Write out all of the data without omission, exactly as shown.

• • • • • • •

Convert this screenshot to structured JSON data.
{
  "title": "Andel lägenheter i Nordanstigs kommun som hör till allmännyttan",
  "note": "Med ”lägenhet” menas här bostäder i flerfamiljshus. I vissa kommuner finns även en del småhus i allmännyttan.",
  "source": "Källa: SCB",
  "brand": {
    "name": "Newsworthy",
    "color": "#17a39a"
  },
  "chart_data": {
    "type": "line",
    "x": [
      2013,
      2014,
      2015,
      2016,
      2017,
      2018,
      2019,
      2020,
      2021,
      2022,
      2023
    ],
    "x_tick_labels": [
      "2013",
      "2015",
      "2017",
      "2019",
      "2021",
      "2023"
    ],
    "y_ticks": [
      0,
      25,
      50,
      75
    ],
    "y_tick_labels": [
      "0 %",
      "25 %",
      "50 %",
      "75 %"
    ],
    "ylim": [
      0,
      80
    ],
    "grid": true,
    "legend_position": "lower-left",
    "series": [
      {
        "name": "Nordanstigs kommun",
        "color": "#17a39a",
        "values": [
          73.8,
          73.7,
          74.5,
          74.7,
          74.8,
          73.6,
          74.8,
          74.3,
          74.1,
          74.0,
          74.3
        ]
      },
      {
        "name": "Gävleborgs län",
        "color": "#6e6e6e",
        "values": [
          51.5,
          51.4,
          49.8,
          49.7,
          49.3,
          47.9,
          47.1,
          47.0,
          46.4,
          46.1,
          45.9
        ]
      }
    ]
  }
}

• • • • • • •

• [ANSWER TO THIS EXERCISE]:
Convert this screenshot to structured JSON data.
{
  "title": "Andel lägenheter i Nordanstigs kommun som hör till allmännyttan",
  "note": "Med ”lägenhet” menas här bostäder i flerfamiljshus. I vissa kommuner finns även en del småhus i allmännyttan.",
  "source": "Källa: SCB",
  "brand": {
    "name": "Newsworthy",
    "color": "#17a39a"
  },
  "chart_data": {
    "type": "line",
    "x": [
      2013,
      2014,
      2015,
      2016,
      2017,
      2018,
      2019,
      2020,
      2021,
      2022,
      2023
    ],
    "x_tick_labels": [
      "2013",
      "2015",
      "2017",
      "2019",
      "2021",
      "2023"
    ],
    "y_ticks": [
      0,
      25,
      50,
      75
    ],
    "y_tick_labels": [
      "0 %",
      "25 %",
      "50 %",
      "75 %"
    ],
    "ylim": [
      0,
      80
    ],
    "grid": true,
    "legend_position": "lower-left",
    "series": [
      {
        "name": "Nordanstigs kommun",
        "color": "#17a39a",
        "values": [
          73.8,
          73.7,
          74.5,
          74.7,
          74.8,
          73.6,
          74.8,
          74.3,
          74.1,
          74.0,
          74.3
        ]
      },
      {
        "name": "Gävleborgs län",
        "color": "#6e6e6e",
        "values": [
          51.5,
          51.4,
          49.8,
          49.7,
          49.3,
          47.9,
          47.1,
          47.0,
          46.4,
          46.1,
          45.9
        ]
      }
    ]
  }
}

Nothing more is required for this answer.